_WORK TO BE COMPLETED_: Copy the records below line for line, changing nothing.

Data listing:
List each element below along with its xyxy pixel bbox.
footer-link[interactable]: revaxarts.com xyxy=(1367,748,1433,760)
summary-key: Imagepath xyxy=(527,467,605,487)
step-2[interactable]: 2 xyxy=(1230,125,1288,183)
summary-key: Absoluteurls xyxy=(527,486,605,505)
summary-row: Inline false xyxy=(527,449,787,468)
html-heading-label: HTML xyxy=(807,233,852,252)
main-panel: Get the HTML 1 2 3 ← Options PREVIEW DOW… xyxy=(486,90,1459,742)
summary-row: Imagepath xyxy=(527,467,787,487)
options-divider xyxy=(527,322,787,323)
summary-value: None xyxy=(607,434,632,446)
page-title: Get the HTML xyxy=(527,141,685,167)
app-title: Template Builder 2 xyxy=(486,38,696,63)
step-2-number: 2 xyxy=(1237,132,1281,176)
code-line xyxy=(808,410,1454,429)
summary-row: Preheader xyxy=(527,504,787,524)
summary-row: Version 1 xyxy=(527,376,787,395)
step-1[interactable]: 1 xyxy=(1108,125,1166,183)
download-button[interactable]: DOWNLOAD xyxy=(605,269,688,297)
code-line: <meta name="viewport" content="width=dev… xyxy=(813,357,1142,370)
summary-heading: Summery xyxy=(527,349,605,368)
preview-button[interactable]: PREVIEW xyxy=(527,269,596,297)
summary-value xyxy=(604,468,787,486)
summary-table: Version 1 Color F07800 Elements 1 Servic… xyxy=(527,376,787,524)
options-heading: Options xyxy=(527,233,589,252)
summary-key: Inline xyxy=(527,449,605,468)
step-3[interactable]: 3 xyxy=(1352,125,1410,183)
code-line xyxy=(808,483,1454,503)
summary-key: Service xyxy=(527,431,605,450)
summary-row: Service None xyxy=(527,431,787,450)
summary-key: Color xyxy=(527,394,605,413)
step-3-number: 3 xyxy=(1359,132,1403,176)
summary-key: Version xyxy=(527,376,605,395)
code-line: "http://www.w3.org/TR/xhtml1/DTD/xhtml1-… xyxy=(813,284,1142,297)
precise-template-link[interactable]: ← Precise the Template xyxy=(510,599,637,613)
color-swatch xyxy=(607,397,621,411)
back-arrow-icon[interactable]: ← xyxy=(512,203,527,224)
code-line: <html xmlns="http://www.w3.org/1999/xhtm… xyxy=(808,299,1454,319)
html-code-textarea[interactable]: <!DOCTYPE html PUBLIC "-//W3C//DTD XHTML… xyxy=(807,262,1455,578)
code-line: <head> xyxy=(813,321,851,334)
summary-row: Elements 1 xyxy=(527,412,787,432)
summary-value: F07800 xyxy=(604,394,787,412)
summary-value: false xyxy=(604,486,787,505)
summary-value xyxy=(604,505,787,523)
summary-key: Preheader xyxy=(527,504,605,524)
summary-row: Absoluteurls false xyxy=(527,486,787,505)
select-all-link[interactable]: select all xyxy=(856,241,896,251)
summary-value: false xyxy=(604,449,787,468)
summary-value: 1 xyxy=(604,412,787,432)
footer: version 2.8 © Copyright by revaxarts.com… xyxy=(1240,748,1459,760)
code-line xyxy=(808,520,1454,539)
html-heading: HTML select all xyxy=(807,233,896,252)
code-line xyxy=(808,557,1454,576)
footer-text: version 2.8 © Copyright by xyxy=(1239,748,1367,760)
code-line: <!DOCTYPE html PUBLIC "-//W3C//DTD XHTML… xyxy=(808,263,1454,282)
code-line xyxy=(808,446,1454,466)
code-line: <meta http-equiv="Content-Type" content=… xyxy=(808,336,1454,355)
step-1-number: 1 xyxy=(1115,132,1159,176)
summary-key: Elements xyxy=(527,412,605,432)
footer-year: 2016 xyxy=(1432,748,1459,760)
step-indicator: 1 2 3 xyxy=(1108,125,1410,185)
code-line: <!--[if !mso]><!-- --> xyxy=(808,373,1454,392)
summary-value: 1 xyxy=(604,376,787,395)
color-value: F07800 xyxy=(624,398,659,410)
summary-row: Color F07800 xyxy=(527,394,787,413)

_TASK RESULT_:
List each element below along with its xyxy pixel bbox.
footer-link[interactable]: revaxarts.com xyxy=(1367,748,1433,760)
summary-key: Imagepath xyxy=(527,467,605,487)
step-2[interactable]: 2 xyxy=(1230,125,1288,183)
summary-key: Absoluteurls xyxy=(527,486,605,505)
summary-row: Inline false xyxy=(527,449,787,468)
html-heading-label: HTML xyxy=(807,233,852,252)
main-panel: Get the HTML 1 2 3 ← Options PREVIEW DOW… xyxy=(486,90,1459,742)
summary-row: Imagepath xyxy=(527,467,787,487)
options-divider xyxy=(527,322,787,323)
summary-value: None xyxy=(607,434,632,446)
page-title: Get the HTML xyxy=(527,141,685,167)
app-title: Template Builder 2 xyxy=(486,38,696,63)
step-2-number: 2 xyxy=(1237,132,1281,176)
code-line xyxy=(808,410,1454,429)
summary-row: Preheader xyxy=(527,504,787,524)
summary-row: Version 1 xyxy=(527,376,787,395)
step-1[interactable]: 1 xyxy=(1108,125,1166,183)
download-button[interactable]: DOWNLOAD xyxy=(605,269,688,297)
code-line: <meta name="viewport" content="width=dev… xyxy=(813,357,1142,370)
summary-heading: Summery xyxy=(527,349,605,368)
preview-button[interactable]: PREVIEW xyxy=(527,269,596,297)
summary-value xyxy=(604,468,787,486)
summary-table: Version 1 Color F07800 Elements 1 Servic… xyxy=(527,376,787,524)
options-heading: Options xyxy=(527,233,589,252)
summary-key: Inline xyxy=(527,449,605,468)
step-3[interactable]: 3 xyxy=(1352,125,1410,183)
code-line xyxy=(808,483,1454,503)
summary-key: Service xyxy=(527,431,605,450)
summary-row: Service None xyxy=(527,431,787,450)
summary-key: Color xyxy=(527,394,605,413)
step-3-number: 3 xyxy=(1359,132,1403,176)
summary-key: Version xyxy=(527,376,605,395)
code-line: "http://www.w3.org/TR/xhtml1/DTD/xhtml1-… xyxy=(813,284,1142,297)
precise-template-link[interactable]: ← Precise the Template xyxy=(510,599,637,613)
color-swatch xyxy=(607,397,621,411)
back-arrow-icon[interactable]: ← xyxy=(512,203,527,224)
code-line: <html xmlns="http://www.w3.org/1999/xhtm… xyxy=(808,299,1454,319)
html-code-textarea[interactable]: <!DOCTYPE html PUBLIC "-//W3C//DTD XHTML… xyxy=(807,262,1455,578)
code-line: <head> xyxy=(813,321,851,334)
summary-row: Elements 1 xyxy=(527,412,787,432)
summary-value: F07800 xyxy=(604,394,787,412)
summary-value: false xyxy=(604,486,787,505)
summary-value xyxy=(604,505,787,523)
summary-key: Preheader xyxy=(527,504,605,524)
summary-row: Absoluteurls false xyxy=(527,486,787,505)
select-all-link[interactable]: select all xyxy=(856,241,896,251)
summary-value: false xyxy=(604,449,787,468)
summary-value: 1 xyxy=(604,412,787,432)
footer: version 2.8 © Copyright by revaxarts.com… xyxy=(1240,748,1459,760)
code-line xyxy=(808,520,1454,539)
html-heading: HTML select all xyxy=(807,233,896,252)
code-line xyxy=(808,557,1454,576)
footer-text: version 2.8 © Copyright by xyxy=(1239,748,1367,760)
code-line: <!DOCTYPE html PUBLIC "-//W3C//DTD XHTML… xyxy=(808,263,1454,282)
code-line xyxy=(808,446,1454,466)
code-line: <meta http-equiv="Content-Type" content=… xyxy=(808,336,1454,355)
step-1-number: 1 xyxy=(1115,132,1159,176)
summary-key: Elements xyxy=(527,412,605,432)
footer-year: 2016 xyxy=(1432,748,1459,760)
step-indicator: 1 2 3 xyxy=(1108,125,1410,185)
code-line: <!--[if !mso]><!-- --> xyxy=(808,373,1454,392)
summary-value: 1 xyxy=(604,376,787,395)
color-value: F07800 xyxy=(624,398,659,410)
summary-row: Color F07800 xyxy=(527,394,787,413)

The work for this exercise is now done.